#### Task instructions:
Copy each line holding the string "Rate".
****************************************
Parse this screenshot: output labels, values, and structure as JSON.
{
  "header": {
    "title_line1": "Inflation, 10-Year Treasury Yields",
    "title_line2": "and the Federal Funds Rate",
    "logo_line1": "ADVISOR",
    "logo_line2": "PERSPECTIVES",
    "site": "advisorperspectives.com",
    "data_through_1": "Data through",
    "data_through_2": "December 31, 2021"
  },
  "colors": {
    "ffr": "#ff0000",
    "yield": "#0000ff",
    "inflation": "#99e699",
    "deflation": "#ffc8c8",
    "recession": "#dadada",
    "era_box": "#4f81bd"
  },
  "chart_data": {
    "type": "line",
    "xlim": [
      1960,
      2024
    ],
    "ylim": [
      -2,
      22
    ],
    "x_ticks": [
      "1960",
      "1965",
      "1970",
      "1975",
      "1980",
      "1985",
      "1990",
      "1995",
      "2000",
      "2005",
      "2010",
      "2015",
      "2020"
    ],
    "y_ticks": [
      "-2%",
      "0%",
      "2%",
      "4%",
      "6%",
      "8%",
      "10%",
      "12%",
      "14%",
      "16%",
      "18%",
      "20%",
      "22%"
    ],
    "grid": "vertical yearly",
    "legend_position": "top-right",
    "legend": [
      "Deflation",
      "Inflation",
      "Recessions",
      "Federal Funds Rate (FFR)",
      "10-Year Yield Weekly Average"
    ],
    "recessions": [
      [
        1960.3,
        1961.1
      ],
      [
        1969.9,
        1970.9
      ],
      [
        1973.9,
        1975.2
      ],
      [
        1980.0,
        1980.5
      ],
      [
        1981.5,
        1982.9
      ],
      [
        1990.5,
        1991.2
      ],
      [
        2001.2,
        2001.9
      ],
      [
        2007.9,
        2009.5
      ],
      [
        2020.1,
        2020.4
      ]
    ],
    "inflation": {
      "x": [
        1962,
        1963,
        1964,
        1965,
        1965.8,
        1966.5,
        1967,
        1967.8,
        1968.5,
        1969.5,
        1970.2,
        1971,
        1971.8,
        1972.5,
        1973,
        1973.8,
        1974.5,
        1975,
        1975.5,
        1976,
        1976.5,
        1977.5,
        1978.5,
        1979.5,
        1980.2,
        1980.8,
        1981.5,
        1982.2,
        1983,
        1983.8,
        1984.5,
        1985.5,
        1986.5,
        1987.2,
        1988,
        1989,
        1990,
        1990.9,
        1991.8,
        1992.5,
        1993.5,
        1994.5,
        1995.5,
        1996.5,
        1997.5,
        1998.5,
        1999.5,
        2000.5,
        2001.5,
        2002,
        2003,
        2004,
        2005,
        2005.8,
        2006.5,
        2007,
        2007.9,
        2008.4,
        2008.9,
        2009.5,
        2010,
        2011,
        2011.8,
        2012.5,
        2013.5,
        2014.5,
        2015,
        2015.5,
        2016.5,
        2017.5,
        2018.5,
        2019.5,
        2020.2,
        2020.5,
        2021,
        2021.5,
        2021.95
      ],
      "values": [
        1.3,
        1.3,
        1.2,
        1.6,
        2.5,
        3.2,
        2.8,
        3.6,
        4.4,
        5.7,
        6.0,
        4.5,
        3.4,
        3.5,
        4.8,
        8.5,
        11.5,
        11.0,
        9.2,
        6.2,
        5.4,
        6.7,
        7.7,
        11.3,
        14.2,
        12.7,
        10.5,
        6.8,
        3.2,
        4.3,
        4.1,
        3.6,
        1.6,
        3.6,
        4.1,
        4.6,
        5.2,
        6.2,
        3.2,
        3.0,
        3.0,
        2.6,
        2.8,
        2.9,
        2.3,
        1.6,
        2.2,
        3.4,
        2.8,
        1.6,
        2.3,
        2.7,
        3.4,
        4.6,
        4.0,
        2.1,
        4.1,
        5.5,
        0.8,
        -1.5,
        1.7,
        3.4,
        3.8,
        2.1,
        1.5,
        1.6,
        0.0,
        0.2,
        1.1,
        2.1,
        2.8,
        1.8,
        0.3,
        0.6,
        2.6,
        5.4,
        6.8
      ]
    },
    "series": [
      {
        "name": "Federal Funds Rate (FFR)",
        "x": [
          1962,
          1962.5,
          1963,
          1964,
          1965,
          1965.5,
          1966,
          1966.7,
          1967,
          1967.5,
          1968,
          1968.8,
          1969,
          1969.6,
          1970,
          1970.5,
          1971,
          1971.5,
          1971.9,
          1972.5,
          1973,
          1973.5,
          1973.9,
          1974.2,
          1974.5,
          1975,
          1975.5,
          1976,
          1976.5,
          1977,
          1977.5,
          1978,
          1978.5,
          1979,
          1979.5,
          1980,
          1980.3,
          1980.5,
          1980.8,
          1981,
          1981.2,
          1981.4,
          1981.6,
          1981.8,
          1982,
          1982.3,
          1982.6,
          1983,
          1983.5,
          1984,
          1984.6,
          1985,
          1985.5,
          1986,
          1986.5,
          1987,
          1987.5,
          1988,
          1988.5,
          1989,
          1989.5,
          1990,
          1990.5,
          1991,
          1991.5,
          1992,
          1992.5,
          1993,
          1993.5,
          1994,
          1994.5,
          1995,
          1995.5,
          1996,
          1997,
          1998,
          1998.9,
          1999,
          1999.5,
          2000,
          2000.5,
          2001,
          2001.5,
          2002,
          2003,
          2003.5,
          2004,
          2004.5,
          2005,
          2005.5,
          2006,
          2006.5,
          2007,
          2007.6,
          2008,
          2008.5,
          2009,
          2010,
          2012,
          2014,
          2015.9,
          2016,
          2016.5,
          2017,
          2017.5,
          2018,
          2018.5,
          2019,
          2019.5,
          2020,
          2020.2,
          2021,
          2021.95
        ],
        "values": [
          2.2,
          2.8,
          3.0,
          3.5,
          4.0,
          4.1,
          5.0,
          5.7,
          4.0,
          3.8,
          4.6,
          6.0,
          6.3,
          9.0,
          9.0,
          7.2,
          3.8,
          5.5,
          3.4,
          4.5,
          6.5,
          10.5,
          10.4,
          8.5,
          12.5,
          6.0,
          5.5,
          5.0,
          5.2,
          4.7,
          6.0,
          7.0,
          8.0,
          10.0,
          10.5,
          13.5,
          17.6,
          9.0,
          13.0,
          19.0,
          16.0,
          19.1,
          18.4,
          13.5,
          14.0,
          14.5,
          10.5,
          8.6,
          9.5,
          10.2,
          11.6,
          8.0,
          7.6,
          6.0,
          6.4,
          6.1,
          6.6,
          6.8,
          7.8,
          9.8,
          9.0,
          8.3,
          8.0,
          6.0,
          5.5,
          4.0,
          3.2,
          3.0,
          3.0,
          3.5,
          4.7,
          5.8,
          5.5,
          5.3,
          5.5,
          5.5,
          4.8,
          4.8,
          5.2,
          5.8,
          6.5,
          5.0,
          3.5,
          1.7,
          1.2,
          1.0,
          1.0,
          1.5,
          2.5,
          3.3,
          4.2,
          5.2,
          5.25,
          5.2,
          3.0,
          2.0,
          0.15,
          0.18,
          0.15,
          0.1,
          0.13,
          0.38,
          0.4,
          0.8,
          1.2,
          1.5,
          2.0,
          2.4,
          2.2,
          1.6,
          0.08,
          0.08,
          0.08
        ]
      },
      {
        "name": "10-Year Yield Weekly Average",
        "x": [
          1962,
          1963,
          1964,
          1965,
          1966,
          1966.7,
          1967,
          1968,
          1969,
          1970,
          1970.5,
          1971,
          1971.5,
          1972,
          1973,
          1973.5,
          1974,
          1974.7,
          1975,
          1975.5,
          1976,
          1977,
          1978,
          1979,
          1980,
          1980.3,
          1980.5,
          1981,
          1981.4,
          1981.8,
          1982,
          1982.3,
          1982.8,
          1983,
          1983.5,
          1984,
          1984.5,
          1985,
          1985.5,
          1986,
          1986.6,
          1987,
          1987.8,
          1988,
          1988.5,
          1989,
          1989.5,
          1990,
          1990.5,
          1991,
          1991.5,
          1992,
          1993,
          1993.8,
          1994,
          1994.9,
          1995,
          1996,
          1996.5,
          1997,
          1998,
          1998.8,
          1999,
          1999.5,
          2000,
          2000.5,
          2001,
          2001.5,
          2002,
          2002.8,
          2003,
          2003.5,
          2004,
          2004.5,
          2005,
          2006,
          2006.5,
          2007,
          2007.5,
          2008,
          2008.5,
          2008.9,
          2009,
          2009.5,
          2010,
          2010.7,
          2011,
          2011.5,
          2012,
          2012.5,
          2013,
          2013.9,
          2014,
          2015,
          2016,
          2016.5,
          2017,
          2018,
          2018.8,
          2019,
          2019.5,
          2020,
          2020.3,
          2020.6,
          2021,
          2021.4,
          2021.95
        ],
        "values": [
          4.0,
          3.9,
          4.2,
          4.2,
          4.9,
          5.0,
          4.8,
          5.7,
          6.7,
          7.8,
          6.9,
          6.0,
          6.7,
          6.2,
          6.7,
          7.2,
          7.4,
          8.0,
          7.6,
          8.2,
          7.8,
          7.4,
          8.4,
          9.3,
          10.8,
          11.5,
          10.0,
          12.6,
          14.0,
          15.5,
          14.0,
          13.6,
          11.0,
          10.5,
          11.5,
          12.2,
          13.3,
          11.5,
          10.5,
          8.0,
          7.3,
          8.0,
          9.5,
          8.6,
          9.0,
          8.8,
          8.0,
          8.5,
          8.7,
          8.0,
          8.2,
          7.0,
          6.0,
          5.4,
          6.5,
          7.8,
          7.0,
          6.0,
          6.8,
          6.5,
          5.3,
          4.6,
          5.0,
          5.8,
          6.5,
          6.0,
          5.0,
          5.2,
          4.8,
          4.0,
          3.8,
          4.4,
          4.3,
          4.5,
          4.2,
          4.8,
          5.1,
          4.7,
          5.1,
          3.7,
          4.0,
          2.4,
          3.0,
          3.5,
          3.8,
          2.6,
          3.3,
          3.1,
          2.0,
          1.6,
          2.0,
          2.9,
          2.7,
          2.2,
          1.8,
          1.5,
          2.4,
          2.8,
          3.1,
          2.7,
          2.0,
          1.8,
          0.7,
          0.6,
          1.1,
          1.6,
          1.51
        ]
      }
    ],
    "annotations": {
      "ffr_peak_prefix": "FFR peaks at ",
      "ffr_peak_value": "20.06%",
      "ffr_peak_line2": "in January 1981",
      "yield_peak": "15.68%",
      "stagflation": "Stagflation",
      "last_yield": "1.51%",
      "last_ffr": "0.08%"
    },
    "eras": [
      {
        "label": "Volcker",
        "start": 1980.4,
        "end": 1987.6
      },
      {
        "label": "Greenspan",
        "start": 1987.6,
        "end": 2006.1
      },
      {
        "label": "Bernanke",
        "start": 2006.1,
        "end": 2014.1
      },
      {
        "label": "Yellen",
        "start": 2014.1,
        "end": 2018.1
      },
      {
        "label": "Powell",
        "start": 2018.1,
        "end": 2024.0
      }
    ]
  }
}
****************************************
#### Response to this exercise:
    "title_line2": "and the Federal Funds Rate",
      "Federal Funds Rate (FFR)",
        "name": "Federal Funds Rate (FFR)",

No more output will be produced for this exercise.